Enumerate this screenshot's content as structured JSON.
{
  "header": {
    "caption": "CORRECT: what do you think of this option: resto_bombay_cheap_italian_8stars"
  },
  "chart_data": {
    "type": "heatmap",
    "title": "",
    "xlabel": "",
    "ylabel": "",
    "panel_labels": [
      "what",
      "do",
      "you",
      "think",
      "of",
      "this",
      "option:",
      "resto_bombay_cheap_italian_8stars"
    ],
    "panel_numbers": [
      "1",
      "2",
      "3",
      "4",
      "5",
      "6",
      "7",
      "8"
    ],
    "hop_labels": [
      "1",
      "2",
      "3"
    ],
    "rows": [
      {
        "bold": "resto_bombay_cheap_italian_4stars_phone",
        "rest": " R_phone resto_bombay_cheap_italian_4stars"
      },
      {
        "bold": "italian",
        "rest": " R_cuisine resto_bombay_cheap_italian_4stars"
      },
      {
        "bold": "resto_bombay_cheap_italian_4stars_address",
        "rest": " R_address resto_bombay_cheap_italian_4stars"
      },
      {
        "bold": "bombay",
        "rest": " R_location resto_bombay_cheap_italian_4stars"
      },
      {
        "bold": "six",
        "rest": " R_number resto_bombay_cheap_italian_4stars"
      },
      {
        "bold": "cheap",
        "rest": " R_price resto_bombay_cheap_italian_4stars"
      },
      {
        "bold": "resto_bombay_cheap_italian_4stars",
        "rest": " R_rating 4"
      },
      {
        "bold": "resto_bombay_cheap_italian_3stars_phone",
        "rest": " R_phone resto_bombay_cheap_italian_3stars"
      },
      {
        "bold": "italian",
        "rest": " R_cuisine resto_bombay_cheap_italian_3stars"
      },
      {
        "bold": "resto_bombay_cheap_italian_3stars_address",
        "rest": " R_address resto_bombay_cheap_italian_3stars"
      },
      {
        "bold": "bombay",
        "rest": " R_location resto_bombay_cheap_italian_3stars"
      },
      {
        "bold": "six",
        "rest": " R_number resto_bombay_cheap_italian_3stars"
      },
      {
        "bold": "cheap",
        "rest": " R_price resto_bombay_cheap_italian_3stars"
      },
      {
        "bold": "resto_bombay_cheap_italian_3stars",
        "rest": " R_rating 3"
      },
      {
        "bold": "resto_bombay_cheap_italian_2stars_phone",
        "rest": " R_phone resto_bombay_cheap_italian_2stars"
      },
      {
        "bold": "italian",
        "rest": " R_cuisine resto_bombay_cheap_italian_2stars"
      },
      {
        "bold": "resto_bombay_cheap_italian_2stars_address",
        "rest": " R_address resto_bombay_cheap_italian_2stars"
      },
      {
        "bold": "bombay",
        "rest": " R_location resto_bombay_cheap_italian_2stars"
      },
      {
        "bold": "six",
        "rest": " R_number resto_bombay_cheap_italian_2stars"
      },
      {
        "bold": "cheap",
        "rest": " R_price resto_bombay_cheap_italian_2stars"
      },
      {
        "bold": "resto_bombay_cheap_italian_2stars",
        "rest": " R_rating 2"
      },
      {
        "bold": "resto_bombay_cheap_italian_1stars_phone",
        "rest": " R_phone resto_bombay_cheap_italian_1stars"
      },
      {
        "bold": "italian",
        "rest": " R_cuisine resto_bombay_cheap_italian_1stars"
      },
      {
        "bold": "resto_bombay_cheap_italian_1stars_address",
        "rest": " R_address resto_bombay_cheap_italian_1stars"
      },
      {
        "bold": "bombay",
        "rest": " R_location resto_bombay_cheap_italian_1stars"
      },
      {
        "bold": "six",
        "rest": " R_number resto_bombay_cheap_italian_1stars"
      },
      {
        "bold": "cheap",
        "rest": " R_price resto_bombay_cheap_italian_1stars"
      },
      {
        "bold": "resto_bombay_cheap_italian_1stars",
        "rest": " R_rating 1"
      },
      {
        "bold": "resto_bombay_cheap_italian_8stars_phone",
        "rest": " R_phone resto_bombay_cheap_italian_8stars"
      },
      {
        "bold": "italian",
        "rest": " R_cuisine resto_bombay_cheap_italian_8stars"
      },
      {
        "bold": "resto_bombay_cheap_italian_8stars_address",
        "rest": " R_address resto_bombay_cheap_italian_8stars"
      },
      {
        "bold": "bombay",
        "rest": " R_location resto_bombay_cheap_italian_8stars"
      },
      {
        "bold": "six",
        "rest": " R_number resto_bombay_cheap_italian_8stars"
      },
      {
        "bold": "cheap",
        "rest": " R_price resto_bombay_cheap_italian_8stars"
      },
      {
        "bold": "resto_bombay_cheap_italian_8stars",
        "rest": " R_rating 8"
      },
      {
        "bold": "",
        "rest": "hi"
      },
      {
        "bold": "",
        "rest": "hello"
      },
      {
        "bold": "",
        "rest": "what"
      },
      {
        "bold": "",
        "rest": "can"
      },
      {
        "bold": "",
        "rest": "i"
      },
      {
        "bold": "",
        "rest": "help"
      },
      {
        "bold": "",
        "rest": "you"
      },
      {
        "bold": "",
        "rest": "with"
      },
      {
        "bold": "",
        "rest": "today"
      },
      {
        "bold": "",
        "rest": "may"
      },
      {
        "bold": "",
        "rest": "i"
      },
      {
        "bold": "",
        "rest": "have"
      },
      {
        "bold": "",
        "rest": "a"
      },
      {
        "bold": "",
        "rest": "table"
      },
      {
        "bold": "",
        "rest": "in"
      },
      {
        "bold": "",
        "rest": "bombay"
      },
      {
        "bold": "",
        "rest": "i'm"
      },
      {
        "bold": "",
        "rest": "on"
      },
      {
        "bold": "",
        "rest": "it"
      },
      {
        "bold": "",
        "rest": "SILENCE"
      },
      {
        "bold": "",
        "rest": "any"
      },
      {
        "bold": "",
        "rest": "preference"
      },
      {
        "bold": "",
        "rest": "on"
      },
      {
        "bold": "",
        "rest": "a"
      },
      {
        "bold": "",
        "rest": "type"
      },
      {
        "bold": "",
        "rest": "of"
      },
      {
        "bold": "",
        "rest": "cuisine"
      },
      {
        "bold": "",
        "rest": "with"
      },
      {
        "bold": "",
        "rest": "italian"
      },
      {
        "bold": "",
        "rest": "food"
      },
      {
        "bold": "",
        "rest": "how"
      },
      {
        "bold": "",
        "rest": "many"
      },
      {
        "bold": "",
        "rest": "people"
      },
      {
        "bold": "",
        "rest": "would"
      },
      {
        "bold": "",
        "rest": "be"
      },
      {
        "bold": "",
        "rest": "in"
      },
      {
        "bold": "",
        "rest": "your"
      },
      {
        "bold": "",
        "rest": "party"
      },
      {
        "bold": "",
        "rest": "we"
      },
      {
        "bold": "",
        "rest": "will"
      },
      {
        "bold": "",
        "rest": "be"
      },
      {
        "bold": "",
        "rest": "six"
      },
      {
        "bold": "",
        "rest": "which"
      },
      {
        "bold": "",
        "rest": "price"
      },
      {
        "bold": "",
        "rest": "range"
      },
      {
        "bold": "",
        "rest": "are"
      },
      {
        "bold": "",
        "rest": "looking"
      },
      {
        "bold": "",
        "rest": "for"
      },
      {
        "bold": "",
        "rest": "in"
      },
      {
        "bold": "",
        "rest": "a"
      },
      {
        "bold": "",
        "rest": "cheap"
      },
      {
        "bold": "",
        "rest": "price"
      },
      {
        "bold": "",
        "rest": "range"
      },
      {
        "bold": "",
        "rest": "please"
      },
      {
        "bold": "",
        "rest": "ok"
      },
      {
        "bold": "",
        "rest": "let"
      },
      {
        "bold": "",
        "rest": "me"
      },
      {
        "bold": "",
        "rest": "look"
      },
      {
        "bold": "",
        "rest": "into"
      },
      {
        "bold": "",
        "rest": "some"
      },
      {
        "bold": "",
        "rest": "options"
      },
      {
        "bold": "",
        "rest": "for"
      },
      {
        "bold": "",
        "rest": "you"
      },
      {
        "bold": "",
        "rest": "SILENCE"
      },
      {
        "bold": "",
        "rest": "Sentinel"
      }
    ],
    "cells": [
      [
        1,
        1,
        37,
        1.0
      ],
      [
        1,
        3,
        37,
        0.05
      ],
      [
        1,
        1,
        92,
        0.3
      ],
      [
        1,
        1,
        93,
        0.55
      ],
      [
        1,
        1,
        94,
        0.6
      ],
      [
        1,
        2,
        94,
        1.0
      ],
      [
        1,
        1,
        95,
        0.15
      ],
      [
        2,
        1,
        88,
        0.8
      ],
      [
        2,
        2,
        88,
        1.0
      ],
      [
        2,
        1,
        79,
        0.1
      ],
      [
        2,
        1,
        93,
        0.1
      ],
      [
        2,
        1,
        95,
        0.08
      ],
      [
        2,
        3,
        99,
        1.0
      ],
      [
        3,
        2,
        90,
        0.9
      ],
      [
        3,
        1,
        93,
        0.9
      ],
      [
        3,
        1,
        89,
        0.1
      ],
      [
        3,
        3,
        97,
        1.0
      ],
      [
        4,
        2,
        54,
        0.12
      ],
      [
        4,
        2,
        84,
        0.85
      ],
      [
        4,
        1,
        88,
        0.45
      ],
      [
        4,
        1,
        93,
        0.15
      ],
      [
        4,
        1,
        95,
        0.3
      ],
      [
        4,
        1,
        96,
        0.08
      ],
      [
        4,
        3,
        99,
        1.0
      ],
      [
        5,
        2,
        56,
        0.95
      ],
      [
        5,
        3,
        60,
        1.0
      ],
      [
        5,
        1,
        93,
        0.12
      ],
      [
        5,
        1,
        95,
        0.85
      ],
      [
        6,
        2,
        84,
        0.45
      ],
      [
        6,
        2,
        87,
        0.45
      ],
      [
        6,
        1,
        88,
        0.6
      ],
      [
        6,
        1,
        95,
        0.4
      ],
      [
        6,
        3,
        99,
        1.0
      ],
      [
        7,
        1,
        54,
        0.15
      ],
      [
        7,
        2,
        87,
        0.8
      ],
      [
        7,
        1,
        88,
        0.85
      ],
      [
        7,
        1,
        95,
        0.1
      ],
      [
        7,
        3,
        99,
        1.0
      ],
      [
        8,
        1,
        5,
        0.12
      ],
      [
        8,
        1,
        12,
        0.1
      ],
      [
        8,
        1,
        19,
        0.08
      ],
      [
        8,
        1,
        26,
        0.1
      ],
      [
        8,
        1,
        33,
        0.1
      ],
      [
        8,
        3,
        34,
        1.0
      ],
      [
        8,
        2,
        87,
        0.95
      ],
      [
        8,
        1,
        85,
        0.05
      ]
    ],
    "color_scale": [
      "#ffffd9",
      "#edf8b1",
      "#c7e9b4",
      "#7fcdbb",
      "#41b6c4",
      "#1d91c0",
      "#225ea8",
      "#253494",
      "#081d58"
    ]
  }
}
____________
Identify the lines that hold the word "think". Copy every one of them.

    "caption": "CORRECT: what do you think of this option: resto_bombay_cheap_italian_8stars"
      "think",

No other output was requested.